**Request**
What is the number of lines containing the word "Parse"? Give that number alone.

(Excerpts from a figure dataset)
— START —

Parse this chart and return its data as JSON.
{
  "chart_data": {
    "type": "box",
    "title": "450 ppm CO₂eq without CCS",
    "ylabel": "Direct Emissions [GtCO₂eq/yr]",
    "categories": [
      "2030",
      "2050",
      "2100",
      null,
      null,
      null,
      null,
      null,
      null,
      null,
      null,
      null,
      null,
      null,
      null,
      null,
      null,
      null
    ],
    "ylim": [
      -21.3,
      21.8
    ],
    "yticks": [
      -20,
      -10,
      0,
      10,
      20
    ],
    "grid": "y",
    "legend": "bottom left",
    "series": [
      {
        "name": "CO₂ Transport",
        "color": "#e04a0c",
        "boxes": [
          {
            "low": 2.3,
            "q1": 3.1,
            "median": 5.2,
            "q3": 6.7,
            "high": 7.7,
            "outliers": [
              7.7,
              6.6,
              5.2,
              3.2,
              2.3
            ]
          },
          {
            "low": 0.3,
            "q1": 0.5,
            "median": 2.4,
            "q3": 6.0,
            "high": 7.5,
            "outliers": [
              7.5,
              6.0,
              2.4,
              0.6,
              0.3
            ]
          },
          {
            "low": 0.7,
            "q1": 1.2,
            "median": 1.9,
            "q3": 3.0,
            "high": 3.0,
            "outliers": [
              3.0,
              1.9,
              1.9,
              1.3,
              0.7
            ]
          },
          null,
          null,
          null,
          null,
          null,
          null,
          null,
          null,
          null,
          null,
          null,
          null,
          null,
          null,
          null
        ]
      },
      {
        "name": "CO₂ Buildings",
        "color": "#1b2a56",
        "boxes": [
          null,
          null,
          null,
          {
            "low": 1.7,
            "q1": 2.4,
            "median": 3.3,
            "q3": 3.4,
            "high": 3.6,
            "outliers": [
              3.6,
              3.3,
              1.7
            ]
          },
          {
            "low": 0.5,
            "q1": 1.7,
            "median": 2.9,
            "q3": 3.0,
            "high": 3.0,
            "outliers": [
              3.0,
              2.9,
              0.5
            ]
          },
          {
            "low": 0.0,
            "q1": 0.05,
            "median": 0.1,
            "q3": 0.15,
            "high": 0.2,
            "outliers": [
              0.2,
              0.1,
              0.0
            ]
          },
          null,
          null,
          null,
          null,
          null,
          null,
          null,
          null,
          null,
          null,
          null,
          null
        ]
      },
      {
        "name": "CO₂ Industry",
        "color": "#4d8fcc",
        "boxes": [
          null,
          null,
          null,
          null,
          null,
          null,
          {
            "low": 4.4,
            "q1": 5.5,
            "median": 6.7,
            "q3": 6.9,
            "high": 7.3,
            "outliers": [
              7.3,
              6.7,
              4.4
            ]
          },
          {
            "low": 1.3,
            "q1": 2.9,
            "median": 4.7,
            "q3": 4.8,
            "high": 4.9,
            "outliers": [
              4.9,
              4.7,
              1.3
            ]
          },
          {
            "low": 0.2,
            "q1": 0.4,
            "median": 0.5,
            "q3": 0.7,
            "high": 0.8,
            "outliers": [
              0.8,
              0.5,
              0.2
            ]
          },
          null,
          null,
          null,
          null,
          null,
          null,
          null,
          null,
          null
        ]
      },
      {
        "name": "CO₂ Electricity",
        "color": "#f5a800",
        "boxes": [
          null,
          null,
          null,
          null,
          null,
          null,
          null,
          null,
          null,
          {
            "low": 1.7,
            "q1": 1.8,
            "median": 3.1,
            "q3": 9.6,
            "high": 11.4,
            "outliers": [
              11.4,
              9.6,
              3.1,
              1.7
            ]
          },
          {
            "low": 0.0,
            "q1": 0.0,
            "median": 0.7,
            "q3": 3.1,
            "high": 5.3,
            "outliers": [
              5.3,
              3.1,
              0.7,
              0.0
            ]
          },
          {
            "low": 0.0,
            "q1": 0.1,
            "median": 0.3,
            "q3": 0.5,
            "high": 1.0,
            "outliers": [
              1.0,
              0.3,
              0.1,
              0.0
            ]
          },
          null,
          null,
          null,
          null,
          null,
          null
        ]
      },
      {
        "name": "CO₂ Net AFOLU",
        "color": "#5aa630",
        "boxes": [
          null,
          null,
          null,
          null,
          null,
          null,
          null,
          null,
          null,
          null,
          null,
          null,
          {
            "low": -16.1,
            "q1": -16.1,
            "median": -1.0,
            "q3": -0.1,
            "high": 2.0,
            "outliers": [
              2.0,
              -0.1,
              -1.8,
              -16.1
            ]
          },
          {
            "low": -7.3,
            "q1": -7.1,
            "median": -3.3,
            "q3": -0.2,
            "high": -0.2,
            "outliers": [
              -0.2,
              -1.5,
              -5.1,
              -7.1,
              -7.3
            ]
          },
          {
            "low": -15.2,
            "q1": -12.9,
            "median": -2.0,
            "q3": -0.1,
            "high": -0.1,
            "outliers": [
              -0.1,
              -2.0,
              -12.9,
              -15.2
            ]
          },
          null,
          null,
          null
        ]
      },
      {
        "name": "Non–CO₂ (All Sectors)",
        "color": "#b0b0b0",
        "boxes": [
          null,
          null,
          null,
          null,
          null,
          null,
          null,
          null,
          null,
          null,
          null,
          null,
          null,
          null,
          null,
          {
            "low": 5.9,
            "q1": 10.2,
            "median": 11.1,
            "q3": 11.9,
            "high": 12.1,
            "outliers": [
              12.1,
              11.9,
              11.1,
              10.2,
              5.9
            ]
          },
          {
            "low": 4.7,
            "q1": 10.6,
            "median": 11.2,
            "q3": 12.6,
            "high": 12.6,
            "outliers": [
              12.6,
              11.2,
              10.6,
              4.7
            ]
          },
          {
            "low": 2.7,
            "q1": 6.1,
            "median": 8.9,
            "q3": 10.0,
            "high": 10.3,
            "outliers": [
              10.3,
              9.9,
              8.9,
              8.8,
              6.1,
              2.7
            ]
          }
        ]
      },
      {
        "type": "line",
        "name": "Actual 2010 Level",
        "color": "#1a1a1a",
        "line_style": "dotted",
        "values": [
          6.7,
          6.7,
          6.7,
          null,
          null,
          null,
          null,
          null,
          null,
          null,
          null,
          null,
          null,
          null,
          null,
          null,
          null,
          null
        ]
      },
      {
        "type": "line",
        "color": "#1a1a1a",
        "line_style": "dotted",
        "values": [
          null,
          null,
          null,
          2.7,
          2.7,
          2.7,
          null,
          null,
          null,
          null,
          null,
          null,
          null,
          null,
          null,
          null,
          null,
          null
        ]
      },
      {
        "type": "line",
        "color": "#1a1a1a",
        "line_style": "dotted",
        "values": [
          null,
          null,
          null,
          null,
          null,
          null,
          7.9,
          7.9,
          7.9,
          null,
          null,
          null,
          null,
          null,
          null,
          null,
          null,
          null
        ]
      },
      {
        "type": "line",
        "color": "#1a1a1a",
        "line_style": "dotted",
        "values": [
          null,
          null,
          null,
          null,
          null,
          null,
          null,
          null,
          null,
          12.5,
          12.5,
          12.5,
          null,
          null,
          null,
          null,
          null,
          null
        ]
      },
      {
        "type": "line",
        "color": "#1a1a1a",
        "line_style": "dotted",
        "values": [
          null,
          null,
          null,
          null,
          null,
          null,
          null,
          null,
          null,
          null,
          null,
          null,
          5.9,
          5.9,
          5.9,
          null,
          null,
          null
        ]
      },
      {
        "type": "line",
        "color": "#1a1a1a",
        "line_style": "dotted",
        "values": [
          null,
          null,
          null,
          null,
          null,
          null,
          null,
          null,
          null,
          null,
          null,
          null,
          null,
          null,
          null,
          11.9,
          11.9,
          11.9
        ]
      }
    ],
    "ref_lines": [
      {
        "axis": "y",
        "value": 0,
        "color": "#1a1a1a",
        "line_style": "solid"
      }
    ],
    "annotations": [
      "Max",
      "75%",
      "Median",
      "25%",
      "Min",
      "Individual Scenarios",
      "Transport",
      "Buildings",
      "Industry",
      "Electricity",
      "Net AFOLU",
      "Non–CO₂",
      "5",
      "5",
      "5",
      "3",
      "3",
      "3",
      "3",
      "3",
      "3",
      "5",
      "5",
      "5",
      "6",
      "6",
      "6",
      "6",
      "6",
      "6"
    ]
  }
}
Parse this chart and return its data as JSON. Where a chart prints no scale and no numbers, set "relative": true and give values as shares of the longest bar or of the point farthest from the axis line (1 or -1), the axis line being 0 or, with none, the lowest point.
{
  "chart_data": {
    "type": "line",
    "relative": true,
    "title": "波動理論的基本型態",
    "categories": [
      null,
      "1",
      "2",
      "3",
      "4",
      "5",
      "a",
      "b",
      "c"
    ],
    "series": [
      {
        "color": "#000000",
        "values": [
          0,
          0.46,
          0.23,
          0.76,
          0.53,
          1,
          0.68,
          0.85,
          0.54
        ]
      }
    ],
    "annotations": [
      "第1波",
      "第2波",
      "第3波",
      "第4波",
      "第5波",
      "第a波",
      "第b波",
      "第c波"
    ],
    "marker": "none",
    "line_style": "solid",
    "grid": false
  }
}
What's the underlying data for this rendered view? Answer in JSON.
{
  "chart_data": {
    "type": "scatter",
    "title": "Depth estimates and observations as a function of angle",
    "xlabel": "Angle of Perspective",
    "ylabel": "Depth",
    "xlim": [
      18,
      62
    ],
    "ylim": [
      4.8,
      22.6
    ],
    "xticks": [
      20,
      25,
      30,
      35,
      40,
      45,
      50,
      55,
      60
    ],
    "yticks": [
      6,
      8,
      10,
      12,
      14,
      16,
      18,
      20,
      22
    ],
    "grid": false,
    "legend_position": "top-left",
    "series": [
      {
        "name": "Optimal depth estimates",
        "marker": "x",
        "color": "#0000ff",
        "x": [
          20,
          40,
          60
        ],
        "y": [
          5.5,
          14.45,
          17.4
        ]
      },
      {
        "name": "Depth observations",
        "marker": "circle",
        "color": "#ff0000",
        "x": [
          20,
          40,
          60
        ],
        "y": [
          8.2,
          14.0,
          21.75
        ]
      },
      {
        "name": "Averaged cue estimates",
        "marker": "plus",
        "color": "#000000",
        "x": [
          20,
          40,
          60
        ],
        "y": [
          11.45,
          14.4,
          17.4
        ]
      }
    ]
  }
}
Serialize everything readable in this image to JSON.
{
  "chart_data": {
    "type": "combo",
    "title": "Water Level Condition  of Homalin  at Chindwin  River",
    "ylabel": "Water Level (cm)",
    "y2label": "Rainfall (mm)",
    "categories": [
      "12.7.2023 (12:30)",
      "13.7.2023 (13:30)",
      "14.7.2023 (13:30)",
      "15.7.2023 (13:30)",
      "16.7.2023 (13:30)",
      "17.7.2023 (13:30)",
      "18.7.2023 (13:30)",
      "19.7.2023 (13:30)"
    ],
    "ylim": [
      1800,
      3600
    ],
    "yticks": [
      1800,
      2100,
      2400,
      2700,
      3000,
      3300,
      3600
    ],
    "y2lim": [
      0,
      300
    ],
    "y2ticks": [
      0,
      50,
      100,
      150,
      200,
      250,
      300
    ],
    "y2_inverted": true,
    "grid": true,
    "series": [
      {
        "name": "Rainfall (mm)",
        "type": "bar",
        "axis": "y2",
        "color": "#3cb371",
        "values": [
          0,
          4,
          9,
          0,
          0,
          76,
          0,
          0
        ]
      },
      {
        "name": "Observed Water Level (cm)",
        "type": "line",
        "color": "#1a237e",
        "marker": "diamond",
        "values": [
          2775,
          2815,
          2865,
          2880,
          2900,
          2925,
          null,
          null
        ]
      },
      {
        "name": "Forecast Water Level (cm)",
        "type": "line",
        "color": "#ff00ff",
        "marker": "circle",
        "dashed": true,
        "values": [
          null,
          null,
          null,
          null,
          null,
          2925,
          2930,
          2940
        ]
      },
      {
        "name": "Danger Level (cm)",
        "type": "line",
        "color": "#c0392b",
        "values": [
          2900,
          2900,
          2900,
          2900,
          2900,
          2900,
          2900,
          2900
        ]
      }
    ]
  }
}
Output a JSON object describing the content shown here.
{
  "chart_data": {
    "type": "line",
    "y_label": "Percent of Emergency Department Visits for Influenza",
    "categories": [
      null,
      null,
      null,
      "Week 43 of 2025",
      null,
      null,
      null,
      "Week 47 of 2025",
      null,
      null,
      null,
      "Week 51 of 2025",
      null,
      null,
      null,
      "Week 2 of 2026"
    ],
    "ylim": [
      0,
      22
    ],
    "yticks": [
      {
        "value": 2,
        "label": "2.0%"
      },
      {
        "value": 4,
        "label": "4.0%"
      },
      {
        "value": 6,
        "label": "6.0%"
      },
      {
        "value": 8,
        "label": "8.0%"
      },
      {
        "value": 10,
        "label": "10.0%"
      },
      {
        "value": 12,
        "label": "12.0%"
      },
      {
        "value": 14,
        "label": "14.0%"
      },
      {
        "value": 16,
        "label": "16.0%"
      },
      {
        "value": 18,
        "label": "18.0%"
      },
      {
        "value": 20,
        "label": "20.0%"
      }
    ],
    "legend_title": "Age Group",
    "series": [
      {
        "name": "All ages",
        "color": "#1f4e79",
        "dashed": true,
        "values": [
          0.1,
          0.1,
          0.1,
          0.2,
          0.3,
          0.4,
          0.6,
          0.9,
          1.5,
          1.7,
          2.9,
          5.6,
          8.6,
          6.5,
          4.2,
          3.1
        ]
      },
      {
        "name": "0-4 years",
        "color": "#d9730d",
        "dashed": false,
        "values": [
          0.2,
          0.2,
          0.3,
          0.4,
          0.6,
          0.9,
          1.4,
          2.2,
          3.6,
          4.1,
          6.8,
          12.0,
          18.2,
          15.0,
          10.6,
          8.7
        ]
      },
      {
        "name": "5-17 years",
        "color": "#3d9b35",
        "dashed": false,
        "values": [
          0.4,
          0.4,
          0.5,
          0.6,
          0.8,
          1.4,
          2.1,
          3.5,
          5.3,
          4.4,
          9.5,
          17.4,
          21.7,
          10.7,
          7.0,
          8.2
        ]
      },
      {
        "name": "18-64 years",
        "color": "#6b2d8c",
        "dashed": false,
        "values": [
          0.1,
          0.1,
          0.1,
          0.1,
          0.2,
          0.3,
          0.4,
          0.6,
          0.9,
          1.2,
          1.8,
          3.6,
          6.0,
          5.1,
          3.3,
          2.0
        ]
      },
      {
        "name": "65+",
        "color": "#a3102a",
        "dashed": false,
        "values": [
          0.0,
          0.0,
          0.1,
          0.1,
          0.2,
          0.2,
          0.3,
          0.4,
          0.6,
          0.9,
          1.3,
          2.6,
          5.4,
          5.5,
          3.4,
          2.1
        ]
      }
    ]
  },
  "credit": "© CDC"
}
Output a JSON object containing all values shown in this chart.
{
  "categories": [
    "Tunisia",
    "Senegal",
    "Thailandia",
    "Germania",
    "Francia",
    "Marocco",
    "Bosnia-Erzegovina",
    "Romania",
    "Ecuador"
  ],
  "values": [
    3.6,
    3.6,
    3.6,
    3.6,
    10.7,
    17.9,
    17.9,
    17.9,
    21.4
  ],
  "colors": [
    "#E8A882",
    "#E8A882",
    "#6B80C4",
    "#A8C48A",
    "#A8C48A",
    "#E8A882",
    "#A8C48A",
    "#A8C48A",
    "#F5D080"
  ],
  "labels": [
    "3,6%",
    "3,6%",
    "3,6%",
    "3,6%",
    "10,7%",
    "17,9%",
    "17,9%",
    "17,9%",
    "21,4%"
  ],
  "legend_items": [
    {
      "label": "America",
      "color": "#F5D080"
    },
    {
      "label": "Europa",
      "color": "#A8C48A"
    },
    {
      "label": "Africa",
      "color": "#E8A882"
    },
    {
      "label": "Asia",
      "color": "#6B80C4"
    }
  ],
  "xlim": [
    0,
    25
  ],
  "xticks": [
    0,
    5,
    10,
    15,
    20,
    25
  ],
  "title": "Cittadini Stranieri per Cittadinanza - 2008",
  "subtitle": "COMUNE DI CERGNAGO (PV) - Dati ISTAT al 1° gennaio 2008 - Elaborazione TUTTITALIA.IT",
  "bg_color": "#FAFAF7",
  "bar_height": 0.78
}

— END —

**Complete answer**
2